▶ Records from a collection of figures:
>> start
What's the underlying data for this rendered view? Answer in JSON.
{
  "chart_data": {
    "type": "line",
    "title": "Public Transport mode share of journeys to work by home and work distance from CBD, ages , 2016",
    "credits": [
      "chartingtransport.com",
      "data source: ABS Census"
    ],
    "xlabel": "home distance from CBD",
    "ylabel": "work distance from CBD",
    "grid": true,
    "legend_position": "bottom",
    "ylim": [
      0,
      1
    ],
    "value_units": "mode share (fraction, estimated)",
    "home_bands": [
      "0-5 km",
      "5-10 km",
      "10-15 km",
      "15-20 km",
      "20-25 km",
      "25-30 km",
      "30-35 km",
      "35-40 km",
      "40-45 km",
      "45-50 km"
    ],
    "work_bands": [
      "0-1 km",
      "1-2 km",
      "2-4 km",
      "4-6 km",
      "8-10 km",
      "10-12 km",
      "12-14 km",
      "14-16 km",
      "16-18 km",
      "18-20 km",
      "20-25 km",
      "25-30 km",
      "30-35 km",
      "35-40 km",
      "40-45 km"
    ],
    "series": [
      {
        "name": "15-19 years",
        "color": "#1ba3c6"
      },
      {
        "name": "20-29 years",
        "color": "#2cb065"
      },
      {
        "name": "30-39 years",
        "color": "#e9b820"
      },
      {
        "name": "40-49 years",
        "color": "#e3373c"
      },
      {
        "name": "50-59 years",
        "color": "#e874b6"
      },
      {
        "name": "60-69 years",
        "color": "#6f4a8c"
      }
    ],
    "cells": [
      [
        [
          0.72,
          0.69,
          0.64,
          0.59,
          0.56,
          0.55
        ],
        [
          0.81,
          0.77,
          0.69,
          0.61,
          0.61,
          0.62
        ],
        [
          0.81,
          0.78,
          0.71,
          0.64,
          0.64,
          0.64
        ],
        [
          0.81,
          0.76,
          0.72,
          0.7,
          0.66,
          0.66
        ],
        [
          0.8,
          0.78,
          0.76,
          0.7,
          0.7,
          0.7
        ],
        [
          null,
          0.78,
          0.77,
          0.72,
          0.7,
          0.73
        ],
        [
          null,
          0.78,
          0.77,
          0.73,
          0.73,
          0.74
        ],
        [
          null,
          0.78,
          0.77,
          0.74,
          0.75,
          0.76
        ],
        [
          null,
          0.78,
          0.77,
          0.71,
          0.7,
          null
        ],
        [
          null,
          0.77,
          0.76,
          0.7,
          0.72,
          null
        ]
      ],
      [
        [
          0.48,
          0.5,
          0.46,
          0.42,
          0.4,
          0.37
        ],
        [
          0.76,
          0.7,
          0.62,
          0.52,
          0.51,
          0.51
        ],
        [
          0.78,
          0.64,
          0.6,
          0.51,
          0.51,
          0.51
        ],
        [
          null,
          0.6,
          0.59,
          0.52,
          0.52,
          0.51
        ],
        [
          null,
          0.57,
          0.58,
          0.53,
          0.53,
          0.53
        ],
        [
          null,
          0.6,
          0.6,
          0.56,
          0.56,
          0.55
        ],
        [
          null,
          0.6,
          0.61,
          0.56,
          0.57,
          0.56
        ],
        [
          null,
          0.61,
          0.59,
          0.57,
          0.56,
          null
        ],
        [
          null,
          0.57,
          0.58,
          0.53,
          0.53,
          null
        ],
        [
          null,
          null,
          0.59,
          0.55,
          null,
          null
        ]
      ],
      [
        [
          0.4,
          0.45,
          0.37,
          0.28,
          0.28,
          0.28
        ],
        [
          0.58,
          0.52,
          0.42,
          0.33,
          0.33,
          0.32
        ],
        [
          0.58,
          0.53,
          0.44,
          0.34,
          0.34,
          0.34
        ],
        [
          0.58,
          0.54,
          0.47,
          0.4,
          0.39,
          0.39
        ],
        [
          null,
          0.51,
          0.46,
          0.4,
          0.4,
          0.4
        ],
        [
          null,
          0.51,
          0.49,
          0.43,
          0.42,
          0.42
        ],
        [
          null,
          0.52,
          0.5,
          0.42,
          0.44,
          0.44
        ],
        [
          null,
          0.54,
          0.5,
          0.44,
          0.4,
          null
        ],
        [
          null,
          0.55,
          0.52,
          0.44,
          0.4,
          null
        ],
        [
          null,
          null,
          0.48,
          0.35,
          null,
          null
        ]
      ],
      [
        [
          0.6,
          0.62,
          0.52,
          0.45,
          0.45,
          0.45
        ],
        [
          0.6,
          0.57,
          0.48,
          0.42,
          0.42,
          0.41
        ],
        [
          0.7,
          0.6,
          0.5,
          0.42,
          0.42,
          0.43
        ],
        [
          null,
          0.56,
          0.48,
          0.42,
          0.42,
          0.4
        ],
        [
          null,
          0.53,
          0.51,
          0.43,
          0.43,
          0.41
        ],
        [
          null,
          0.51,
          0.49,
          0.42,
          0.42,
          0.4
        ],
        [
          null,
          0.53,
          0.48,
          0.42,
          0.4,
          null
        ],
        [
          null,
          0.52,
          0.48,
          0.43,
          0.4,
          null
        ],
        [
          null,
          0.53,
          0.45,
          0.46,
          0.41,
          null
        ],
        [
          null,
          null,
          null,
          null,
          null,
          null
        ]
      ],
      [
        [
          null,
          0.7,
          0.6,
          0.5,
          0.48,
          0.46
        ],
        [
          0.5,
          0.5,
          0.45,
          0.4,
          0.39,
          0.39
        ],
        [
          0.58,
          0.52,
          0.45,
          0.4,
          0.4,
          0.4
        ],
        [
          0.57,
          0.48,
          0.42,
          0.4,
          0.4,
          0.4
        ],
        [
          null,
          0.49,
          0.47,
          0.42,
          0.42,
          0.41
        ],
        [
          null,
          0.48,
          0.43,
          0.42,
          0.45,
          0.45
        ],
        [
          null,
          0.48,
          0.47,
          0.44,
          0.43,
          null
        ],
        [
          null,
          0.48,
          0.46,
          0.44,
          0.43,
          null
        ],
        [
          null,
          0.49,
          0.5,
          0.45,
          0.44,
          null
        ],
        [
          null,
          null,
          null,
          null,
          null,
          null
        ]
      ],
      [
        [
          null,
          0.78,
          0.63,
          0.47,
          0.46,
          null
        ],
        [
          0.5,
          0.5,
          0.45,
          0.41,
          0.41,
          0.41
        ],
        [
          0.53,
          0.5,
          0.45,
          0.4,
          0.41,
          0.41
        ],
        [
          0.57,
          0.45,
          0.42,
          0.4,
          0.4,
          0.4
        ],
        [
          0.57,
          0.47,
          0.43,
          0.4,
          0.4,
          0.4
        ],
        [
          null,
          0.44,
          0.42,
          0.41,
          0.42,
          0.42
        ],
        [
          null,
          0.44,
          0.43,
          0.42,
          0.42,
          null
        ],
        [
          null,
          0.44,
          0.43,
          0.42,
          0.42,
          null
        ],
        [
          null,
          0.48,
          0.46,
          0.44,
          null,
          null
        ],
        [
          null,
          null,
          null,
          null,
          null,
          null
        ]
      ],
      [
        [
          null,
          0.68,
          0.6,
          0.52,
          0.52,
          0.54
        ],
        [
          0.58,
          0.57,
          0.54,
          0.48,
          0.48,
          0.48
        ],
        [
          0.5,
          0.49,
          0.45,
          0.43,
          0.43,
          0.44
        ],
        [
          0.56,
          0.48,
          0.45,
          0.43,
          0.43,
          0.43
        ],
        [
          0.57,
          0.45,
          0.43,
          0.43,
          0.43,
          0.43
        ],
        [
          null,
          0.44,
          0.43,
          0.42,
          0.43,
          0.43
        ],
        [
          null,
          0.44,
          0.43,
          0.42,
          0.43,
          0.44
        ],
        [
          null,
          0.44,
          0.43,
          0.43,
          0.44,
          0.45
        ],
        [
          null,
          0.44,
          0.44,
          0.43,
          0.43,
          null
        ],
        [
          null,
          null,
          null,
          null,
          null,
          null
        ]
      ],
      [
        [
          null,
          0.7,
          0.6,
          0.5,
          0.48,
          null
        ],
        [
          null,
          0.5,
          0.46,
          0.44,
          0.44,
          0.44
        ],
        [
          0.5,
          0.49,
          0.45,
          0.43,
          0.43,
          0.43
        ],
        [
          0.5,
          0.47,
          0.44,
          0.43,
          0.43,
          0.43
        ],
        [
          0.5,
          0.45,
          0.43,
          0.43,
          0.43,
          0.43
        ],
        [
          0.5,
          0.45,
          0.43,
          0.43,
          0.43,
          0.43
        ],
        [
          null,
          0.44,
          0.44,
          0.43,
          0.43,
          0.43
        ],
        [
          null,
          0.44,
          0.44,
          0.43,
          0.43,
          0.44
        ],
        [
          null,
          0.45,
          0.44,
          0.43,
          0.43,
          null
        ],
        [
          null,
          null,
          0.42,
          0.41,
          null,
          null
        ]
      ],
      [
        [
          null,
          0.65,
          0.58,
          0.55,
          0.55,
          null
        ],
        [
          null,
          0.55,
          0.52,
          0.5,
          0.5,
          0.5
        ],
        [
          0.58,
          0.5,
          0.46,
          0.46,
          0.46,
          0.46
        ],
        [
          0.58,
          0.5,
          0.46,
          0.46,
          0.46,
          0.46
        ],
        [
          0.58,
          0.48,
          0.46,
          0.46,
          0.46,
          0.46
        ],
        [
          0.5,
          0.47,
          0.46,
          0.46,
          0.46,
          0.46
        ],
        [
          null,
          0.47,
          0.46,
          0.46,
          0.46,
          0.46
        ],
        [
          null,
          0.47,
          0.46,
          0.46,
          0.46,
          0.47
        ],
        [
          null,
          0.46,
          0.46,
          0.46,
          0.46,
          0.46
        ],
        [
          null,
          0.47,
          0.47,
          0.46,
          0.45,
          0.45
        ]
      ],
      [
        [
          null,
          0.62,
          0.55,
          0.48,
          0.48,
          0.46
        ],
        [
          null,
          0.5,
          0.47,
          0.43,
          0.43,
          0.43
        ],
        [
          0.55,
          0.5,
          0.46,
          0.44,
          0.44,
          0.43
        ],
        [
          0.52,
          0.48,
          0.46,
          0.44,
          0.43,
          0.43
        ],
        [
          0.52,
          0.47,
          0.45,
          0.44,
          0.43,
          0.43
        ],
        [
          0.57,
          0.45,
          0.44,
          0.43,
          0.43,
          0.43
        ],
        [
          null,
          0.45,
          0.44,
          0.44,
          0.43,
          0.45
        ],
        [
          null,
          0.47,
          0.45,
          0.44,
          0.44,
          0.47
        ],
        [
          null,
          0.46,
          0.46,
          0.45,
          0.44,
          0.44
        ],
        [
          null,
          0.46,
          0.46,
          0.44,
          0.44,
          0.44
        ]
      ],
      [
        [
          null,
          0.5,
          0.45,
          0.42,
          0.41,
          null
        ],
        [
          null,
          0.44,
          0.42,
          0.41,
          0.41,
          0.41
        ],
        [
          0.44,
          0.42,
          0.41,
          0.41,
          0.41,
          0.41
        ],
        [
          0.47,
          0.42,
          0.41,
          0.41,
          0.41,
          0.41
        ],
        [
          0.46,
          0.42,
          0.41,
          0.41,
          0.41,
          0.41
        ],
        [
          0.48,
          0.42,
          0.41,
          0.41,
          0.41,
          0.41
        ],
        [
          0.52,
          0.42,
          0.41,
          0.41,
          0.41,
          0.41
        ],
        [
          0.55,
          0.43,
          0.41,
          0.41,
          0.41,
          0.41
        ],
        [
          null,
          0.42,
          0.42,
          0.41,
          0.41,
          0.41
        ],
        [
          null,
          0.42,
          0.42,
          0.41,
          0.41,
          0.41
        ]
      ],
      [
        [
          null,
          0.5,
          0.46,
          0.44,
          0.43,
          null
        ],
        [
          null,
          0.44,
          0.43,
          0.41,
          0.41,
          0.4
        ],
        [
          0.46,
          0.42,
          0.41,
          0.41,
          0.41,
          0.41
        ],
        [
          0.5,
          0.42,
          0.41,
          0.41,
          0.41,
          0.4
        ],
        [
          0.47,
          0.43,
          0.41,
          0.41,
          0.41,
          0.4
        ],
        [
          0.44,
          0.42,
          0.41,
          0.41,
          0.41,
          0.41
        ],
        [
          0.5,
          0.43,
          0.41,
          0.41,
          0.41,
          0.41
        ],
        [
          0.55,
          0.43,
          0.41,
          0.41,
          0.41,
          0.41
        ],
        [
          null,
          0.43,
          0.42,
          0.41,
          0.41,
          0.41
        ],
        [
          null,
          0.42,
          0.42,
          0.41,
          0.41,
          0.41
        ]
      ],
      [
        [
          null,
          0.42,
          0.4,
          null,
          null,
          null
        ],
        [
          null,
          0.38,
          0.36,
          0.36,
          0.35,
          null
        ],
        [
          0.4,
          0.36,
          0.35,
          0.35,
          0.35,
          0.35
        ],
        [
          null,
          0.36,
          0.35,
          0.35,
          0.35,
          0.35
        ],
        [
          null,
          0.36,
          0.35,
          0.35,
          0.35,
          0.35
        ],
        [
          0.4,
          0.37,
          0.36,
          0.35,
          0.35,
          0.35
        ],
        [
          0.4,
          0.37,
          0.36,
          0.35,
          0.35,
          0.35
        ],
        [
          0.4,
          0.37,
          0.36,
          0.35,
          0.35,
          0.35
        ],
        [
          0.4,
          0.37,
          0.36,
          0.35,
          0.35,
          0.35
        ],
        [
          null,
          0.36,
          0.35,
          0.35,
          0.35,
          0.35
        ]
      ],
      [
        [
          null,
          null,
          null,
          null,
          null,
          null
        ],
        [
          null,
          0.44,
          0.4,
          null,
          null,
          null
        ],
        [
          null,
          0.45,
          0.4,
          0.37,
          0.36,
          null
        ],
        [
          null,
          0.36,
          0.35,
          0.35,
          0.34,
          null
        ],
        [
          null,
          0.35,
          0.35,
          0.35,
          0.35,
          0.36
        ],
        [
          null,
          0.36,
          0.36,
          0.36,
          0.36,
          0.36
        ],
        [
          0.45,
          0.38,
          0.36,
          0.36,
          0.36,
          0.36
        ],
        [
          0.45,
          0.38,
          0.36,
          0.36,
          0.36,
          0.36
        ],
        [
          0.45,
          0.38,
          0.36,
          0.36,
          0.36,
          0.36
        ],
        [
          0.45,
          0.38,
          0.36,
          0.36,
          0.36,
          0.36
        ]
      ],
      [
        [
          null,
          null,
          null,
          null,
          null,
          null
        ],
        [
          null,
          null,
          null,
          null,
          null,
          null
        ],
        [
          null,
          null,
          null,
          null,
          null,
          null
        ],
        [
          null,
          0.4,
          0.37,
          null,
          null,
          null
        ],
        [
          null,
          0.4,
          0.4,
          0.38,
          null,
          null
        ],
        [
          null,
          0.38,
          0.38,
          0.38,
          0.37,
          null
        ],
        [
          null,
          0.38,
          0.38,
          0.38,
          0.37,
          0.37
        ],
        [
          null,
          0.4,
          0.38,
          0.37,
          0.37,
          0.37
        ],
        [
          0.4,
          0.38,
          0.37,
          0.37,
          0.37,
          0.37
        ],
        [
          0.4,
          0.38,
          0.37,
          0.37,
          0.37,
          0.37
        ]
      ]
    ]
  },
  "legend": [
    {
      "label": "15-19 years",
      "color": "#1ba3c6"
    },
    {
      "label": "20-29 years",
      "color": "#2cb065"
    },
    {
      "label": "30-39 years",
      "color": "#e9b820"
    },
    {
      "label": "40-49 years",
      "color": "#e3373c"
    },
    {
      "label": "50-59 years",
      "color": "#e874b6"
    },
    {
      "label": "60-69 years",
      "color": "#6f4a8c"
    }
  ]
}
>> end
▶ WHAT TO DO: Give the number of lines in the records that contain the string "color", and nothing besides.

▶ WRITTEN ANSWER: 12